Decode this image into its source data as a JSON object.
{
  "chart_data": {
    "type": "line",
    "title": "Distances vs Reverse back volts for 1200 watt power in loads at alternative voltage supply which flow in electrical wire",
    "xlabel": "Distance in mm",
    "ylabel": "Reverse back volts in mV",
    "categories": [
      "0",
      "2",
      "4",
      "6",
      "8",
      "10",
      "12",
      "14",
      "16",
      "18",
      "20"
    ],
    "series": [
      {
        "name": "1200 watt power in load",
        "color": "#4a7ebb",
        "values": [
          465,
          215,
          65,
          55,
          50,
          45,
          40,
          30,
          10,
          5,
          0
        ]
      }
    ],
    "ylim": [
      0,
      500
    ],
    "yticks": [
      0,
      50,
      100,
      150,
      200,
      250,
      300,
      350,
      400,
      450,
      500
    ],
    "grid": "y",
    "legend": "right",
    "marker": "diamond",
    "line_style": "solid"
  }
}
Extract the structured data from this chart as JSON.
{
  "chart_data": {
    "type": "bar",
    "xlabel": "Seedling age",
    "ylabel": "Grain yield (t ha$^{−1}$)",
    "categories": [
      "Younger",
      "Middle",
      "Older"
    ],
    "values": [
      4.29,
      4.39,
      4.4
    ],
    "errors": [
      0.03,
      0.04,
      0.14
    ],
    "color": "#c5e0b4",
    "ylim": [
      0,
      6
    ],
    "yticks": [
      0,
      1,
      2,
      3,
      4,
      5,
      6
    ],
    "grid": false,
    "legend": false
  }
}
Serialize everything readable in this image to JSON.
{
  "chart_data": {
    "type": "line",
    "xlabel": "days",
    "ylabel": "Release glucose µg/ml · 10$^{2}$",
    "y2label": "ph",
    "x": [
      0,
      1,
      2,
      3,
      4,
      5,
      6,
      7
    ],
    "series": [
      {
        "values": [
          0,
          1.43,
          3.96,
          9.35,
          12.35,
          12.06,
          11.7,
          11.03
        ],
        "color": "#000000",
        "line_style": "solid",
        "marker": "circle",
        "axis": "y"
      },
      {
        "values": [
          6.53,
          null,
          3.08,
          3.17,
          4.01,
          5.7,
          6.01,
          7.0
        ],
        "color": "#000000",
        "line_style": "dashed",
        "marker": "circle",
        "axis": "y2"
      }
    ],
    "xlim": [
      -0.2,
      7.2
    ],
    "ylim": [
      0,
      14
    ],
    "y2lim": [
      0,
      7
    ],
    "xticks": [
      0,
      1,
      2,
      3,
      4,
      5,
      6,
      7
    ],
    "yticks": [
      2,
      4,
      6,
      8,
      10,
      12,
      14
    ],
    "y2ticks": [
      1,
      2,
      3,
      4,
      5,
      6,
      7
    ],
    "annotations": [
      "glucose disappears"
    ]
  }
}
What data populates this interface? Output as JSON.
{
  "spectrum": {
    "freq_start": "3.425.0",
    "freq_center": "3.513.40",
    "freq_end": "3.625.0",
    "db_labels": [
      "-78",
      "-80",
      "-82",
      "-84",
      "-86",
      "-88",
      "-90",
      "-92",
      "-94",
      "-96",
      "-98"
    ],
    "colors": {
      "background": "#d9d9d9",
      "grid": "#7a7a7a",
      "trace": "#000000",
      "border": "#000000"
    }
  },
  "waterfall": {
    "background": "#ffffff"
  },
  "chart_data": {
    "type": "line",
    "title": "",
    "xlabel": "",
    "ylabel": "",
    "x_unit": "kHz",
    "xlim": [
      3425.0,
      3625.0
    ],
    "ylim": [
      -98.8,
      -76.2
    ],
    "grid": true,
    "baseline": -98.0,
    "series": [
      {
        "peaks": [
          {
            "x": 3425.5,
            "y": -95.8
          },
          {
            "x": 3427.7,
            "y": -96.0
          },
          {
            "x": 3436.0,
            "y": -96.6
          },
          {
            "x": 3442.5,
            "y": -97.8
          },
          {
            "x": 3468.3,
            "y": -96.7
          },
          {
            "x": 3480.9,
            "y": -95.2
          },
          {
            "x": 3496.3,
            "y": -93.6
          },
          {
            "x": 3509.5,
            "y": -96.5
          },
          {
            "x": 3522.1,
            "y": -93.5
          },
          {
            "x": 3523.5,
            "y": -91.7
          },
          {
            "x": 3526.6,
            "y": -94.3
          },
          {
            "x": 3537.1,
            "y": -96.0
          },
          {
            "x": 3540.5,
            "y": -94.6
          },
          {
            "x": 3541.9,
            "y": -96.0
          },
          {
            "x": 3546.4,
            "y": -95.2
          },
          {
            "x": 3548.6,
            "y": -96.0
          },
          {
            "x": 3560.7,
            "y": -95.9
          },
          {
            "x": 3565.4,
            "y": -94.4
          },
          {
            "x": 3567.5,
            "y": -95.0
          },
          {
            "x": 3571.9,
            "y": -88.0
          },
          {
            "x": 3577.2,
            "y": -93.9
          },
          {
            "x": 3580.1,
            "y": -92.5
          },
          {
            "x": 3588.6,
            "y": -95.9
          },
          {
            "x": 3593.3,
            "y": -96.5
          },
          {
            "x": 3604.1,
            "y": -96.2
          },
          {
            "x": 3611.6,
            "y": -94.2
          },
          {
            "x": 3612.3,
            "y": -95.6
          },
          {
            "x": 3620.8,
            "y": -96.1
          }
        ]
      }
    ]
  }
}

━━━

BRIEF: Search the data for the word "xlabel" and copy each line where it appears.

TASK OUTPUT:
    "xlabel": "Distance in mm",
    "xlabel": "Seedling age",
    "xlabel": "days",
    "xlabel": "",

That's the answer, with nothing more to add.